(Extracted data entries)

□ □ □ □ □

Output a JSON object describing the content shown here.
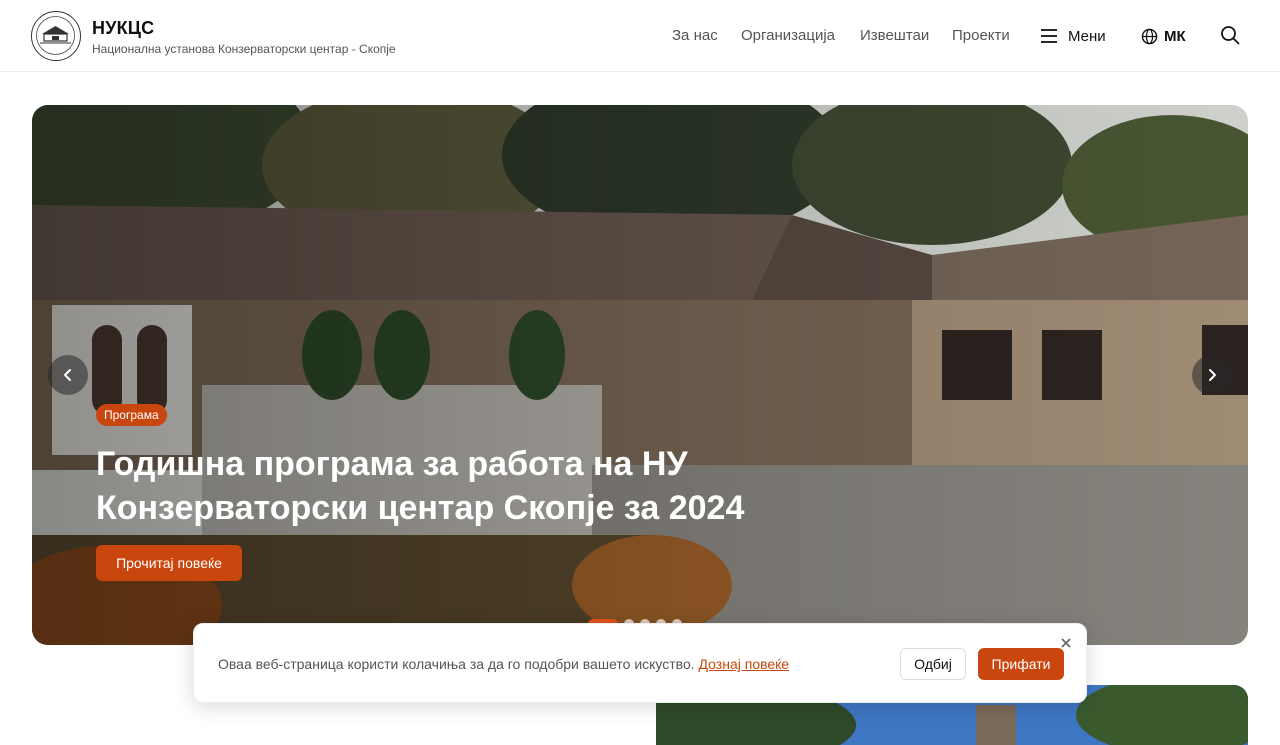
{
  "header": {
    "brand_name": "НУКЦС",
    "brand_sub": "Национална установа Конзерваторски центар - Скопје",
    "nav": [
      "За нас",
      "Организација",
      "Извештаи",
      "Проекти"
    ],
    "menu_label": "Мени",
    "lang_label": "МК",
    "icons": {
      "menu": "hamburger-icon",
      "lang": "globe-icon",
      "search": "search-icon"
    }
  },
  "hero": {
    "badge": "Програма",
    "title": "Годишна програма за работа на НУ Конзерваторски центар Скопје за 2024",
    "read_more": "Прочитај повеќе",
    "slide_count": 5,
    "active_slide": 1
  },
  "cookie": {
    "text": "Оваа веб-страница користи колачиња за да го подобри вашето искуство.",
    "link": "Дознај повеќе",
    "decline": "Одбиј",
    "accept": "Прифати"
  },
  "colors": {
    "accent": "#c9470e",
    "header_border": "#ececec"
  }
}
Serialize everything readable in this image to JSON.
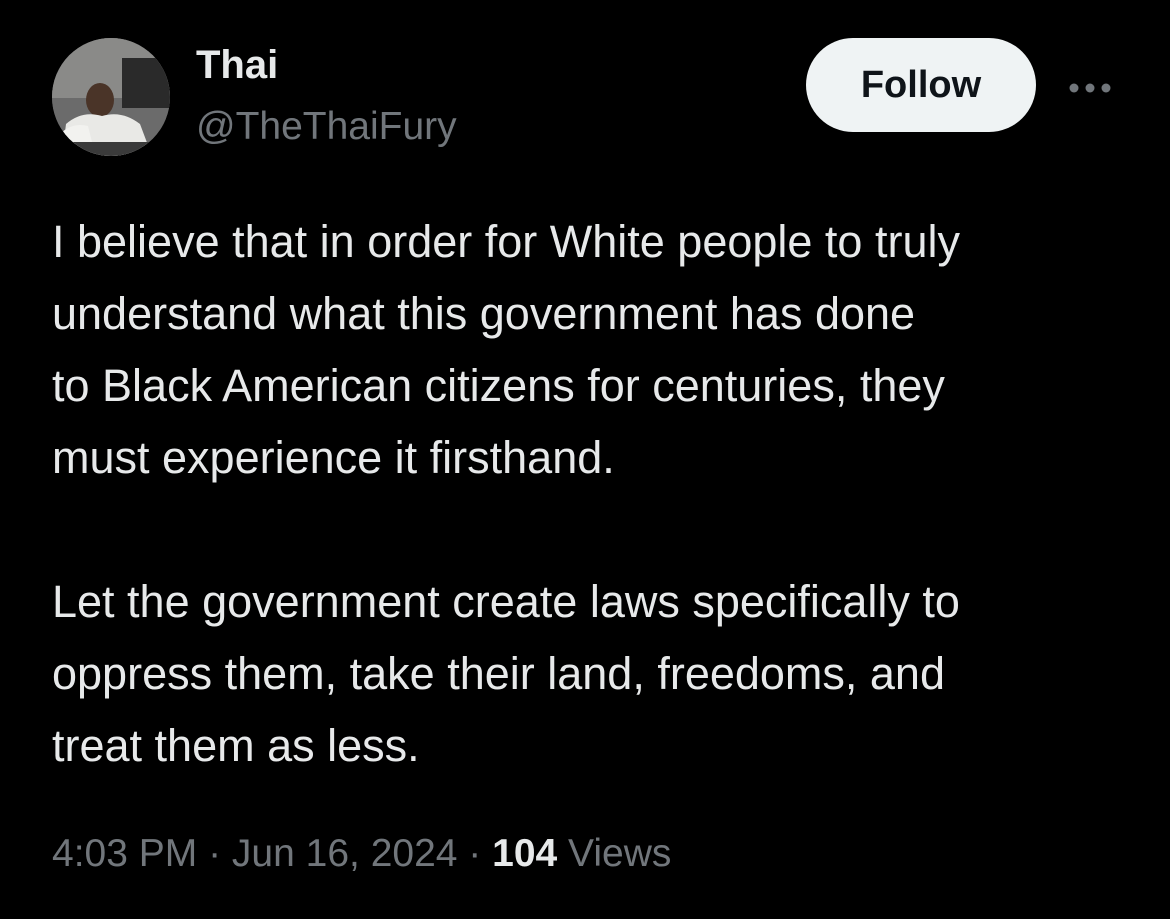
{
  "user": {
    "name": "Thai",
    "handle": "@TheThaiFury"
  },
  "actions": {
    "follow_label": "Follow",
    "more_icon": "ellipsis-icon"
  },
  "tweet": {
    "text": "I believe that in order for White people to truly\nunderstand what this government has done\nto Black American citizens for centuries, they\nmust experience it firsthand.\n\nLet the government create laws specifically to\noppress them, take their land, freedoms, and\ntreat them as less."
  },
  "meta": {
    "time": "4:03 PM",
    "separator": " · ",
    "date": "Jun 16, 2024",
    "views_count": "104",
    "views_label": " Views"
  },
  "colors": {
    "background": "#000000",
    "primary_text": "#e7e9ea",
    "secondary_text": "#71767b",
    "follow_button_bg": "#eff3f4",
    "follow_button_text": "#0f1419"
  }
}
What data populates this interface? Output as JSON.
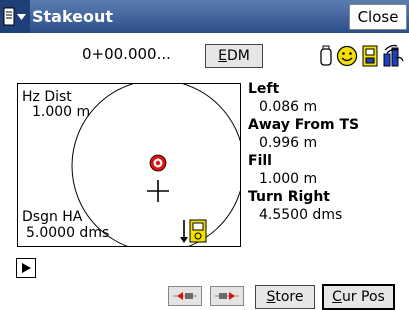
{
  "titlebar": {
    "title": "Stakeout",
    "close_label": "Close"
  },
  "header": {
    "station": "0+00.000...",
    "edm_label": "EDM"
  },
  "plot": {
    "hz_dist_label": "Hz Dist",
    "hz_dist_value": "1.000 m",
    "dsgn_ha_label": "Dsgn HA",
    "dsgn_ha_value": "5.0000 dms"
  },
  "readouts": [
    {
      "label": "Left",
      "value": "0.086 m"
    },
    {
      "label": "Away From TS",
      "value": "0.996 m"
    },
    {
      "label": "Fill",
      "value": "1.000 m"
    },
    {
      "label": "Turn Right",
      "value": "4.5500 dms"
    }
  ],
  "footer": {
    "store_label": "Store",
    "curpos_label": "Cur Pos"
  },
  "colors": {
    "title_bar": "#3a5f99",
    "target_red": "#e01010",
    "icon_yellow": "#f5e000",
    "icon_blue": "#2040c0"
  },
  "icons": [
    "start-menu-icon",
    "battery-icon",
    "smiley-icon",
    "instrument-status-icon",
    "radio-link-icon",
    "play-icon",
    "left-arrow-icon",
    "right-arrow-icon",
    "total-station-icon",
    "target-icon",
    "crosshair-icon"
  ]
}
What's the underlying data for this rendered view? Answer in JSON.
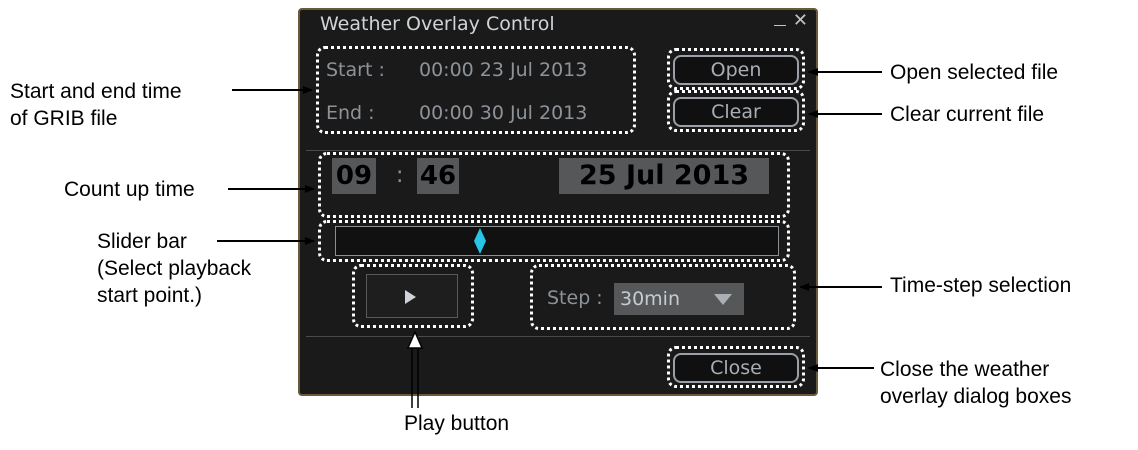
{
  "dialog": {
    "title": "Weather Overlay Control",
    "start_label": "Start :",
    "start_value": "00:00  23 Jul 2013",
    "end_label": "End :",
    "end_value": "00:00  30 Jul 2013",
    "open_label": "Open",
    "clear_label": "Clear",
    "hour": "09",
    "time_sep": ":",
    "minute": "46",
    "date": "25 Jul 2013",
    "slider_position": 0.32,
    "step_label": "Step :",
    "step_value": "30min",
    "close_label": "Close"
  },
  "callouts": {
    "start_end_line1": "Start and end time",
    "start_end_line2": "of GRIB file",
    "count_up": "Count up time",
    "slider_line1": "Slider bar",
    "slider_line2": "(Select playback",
    "slider_line3": "start point.)",
    "play": "Play button",
    "open": "Open selected file",
    "clear": "Clear current file",
    "time_step": "Time-step selection",
    "close_line1": "Close the weather",
    "close_line2": "overlay dialog boxes"
  },
  "colors": {
    "dialog_bg": "#1a1a1a",
    "slider_thumb": "#29c5e6",
    "callout_border": "#ffffff"
  }
}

□ □ □ □ □

» Set task: Find the lines that include the string "Конзерваторски", then copy each of them.

» Correct output:
    "brand_sub": "Национална установа Конзерваторски центар - Скопје",
    "title": "Годишна програма за работа на НУ Конзерваторски центар Скопје за 2024",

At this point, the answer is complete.